> Objective: Update the data from its first line through the line containing "y-tick-label: 1690.00 —", changing every "x-tick-label" to "date-label" and keeping everything else the same. Give back only those lines.
**** Dataset extract ****
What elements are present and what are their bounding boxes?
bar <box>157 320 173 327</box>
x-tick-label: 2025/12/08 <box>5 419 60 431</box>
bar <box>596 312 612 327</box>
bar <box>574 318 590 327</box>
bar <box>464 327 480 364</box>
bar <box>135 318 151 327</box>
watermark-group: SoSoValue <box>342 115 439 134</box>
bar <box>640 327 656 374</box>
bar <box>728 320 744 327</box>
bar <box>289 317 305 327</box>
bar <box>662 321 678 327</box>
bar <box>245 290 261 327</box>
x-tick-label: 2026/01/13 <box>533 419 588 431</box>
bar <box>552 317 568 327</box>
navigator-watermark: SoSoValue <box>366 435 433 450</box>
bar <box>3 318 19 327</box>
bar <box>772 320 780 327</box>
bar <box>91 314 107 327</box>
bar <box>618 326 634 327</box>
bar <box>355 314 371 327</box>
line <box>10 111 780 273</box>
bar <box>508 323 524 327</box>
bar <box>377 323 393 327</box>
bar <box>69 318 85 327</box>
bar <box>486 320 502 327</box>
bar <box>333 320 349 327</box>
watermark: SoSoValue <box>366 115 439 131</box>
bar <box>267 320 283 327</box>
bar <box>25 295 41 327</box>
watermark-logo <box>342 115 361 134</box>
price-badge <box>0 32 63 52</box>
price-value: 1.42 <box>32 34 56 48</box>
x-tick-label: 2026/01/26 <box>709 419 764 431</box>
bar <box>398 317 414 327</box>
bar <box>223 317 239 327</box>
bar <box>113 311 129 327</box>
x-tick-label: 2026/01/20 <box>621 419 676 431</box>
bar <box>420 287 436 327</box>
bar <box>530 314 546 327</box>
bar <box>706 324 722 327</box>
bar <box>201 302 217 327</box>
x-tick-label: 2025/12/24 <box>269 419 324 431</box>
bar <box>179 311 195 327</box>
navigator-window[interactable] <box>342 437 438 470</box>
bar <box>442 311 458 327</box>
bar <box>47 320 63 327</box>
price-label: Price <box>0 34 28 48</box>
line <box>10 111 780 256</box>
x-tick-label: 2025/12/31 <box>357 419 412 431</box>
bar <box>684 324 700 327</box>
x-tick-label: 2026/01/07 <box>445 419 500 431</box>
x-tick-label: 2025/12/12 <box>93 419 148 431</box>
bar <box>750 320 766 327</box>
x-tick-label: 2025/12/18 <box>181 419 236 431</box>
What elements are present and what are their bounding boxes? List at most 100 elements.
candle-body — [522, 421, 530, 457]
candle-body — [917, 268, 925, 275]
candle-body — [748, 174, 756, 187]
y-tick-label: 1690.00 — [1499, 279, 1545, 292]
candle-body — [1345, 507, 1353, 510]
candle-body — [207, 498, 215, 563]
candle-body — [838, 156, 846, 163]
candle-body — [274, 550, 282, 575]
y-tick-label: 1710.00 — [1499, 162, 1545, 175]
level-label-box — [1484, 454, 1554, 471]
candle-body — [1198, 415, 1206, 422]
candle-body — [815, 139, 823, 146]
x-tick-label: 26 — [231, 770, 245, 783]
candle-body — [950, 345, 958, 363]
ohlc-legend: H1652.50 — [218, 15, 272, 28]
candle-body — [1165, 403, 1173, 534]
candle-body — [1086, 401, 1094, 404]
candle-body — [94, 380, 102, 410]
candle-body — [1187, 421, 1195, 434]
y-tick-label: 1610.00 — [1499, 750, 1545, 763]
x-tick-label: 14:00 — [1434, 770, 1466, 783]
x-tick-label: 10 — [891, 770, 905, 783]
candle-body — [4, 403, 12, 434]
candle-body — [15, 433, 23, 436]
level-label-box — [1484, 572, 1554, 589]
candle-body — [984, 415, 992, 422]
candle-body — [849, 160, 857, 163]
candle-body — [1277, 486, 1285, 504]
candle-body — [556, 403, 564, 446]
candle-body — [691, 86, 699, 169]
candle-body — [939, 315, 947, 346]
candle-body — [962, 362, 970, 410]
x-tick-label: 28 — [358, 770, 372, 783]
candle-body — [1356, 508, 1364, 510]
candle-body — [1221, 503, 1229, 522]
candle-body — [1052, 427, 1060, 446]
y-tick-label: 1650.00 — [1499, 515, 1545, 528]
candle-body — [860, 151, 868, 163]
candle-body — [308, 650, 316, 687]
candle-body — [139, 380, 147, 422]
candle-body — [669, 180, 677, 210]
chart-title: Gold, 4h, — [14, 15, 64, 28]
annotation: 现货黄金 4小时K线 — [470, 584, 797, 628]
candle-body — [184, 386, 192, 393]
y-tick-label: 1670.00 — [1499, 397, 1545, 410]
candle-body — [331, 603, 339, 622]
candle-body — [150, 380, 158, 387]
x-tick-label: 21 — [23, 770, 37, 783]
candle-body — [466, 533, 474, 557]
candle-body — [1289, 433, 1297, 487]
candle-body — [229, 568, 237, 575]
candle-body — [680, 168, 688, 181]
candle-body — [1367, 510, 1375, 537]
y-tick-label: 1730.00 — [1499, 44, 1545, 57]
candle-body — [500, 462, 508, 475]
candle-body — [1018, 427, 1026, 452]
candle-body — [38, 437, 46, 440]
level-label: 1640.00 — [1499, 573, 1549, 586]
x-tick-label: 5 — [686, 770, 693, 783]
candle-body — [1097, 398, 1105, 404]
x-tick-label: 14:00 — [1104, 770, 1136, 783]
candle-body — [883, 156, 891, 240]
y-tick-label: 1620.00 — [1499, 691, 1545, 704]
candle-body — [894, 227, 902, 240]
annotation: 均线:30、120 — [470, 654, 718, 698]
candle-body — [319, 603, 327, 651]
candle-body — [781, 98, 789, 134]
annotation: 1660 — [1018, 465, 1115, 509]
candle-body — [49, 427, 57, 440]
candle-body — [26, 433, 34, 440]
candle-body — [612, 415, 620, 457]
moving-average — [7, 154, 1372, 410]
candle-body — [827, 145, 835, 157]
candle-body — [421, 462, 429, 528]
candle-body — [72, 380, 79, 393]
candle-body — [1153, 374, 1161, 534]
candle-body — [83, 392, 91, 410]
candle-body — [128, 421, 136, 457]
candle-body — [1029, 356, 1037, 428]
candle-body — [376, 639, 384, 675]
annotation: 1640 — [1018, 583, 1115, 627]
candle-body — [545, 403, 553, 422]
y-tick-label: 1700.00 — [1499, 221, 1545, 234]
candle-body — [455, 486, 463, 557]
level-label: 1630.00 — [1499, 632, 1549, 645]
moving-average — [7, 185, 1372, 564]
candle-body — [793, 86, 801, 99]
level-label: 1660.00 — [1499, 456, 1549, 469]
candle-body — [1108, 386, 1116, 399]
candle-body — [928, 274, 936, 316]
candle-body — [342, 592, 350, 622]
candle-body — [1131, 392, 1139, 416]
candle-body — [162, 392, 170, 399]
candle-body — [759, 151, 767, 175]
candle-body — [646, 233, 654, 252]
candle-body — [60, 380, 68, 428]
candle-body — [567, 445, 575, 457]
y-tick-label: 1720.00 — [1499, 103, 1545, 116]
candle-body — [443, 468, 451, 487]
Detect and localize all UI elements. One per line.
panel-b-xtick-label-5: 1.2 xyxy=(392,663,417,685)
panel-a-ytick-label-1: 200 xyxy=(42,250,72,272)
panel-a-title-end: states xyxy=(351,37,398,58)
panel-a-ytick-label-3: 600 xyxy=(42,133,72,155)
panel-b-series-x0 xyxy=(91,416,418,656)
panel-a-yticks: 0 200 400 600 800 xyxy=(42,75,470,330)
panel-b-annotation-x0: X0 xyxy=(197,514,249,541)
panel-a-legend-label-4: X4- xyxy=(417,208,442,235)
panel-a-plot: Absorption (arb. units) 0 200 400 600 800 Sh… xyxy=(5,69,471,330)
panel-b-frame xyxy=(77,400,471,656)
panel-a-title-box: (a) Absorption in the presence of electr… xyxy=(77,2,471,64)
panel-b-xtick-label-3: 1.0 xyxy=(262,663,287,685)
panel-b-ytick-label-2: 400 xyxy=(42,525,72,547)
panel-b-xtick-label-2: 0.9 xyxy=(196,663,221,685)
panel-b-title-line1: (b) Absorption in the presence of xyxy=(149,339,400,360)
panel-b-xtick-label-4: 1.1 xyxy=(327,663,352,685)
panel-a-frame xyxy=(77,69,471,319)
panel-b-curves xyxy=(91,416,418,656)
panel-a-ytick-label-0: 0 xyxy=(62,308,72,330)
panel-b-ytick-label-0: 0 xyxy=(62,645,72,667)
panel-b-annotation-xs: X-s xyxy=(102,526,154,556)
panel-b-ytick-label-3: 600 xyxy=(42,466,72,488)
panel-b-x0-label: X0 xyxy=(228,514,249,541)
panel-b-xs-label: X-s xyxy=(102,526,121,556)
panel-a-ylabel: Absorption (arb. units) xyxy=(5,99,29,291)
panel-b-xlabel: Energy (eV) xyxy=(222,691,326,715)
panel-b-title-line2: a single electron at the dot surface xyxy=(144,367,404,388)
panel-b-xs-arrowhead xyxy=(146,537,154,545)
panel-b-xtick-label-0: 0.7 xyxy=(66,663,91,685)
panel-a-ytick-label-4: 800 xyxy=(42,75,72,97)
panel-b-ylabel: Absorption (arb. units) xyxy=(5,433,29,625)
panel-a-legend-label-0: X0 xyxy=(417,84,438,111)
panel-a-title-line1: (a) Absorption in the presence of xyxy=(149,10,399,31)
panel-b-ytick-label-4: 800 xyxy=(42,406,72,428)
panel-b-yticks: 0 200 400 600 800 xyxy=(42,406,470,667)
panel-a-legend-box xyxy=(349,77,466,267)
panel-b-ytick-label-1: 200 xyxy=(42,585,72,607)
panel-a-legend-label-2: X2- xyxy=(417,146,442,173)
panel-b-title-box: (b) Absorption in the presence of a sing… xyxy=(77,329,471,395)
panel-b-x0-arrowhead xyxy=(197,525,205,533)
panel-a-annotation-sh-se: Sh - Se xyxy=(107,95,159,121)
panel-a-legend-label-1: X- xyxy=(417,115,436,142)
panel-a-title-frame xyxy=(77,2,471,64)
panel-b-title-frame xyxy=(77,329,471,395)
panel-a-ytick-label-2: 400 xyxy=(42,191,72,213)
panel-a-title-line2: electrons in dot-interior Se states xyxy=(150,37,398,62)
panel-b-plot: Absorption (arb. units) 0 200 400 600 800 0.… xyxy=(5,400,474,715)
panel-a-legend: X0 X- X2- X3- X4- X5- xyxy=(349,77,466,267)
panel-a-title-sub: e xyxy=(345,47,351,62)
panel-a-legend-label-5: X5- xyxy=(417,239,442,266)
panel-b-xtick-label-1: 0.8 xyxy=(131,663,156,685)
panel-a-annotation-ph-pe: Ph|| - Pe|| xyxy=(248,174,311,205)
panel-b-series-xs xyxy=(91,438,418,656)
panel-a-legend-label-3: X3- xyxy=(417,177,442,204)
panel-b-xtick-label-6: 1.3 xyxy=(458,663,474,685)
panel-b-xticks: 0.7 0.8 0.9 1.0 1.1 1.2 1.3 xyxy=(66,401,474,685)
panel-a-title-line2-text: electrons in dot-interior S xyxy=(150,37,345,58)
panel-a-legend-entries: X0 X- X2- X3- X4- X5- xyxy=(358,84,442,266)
****
> Answer to this problem:
What elements are present and what are their bounding boxes?
bar <box>157 320 173 327</box>
date-label: 2025/12/08 <box>5 419 60 431</box>
bar <box>596 312 612 327</box>
bar <box>574 318 590 327</box>
bar <box>464 327 480 364</box>
bar <box>135 318 151 327</box>
watermark-group: SoSoValue <box>342 115 439 134</box>
bar <box>640 327 656 374</box>
bar <box>728 320 744 327</box>
bar <box>289 317 305 327</box>
bar <box>662 321 678 327</box>
bar <box>245 290 261 327</box>
date-label: 2026/01/13 <box>533 419 588 431</box>
bar <box>552 317 568 327</box>
navigator-watermark: SoSoValue <box>366 435 433 450</box>
bar <box>3 318 19 327</box>
bar <box>772 320 780 327</box>
bar <box>91 314 107 327</box>
bar <box>618 326 634 327</box>
bar <box>355 314 371 327</box>
line <box>10 111 780 273</box>
bar <box>508 323 524 327</box>
bar <box>377 323 393 327</box>
bar <box>69 318 85 327</box>
bar <box>486 320 502 327</box>
bar <box>333 320 349 327</box>
watermark: SoSoValue <box>366 115 439 131</box>
bar <box>267 320 283 327</box>
bar <box>25 295 41 327</box>
watermark-logo <box>342 115 361 134</box>
price-badge <box>0 32 63 52</box>
price-value: 1.42 <box>32 34 56 48</box>
date-label: 2026/01/26 <box>709 419 764 431</box>
bar <box>398 317 414 327</box>
bar <box>223 317 239 327</box>
bar <box>113 311 129 327</box>
date-label: 2026/01/20 <box>621 419 676 431</box>
bar <box>420 287 436 327</box>
bar <box>530 314 546 327</box>
bar <box>706 324 722 327</box>
bar <box>201 302 217 327</box>
date-label: 2025/12/24 <box>269 419 324 431</box>
bar <box>179 311 195 327</box>
navigator-window[interactable] <box>342 437 438 470</box>
bar <box>442 311 458 327</box>
bar <box>47 320 63 327</box>
price-label: Price <box>0 34 28 48</box>
line <box>10 111 780 256</box>
date-label: 2025/12/31 <box>357 419 412 431</box>
bar <box>684 324 700 327</box>
date-label: 2026/01/07 <box>445 419 500 431</box>
date-label: 2025/12/12 <box>93 419 148 431</box>
bar <box>750 320 766 327</box>
date-label: 2025/12/18 <box>181 419 236 431</box>
What elements are present and what are their bounding boxes? List at most 100 elements.
candle-body — [522, 421, 530, 457]
candle-body — [917, 268, 925, 275]
candle-body — [748, 174, 756, 187]
y-tick-label: 1690.00 — [1499, 279, 1545, 292]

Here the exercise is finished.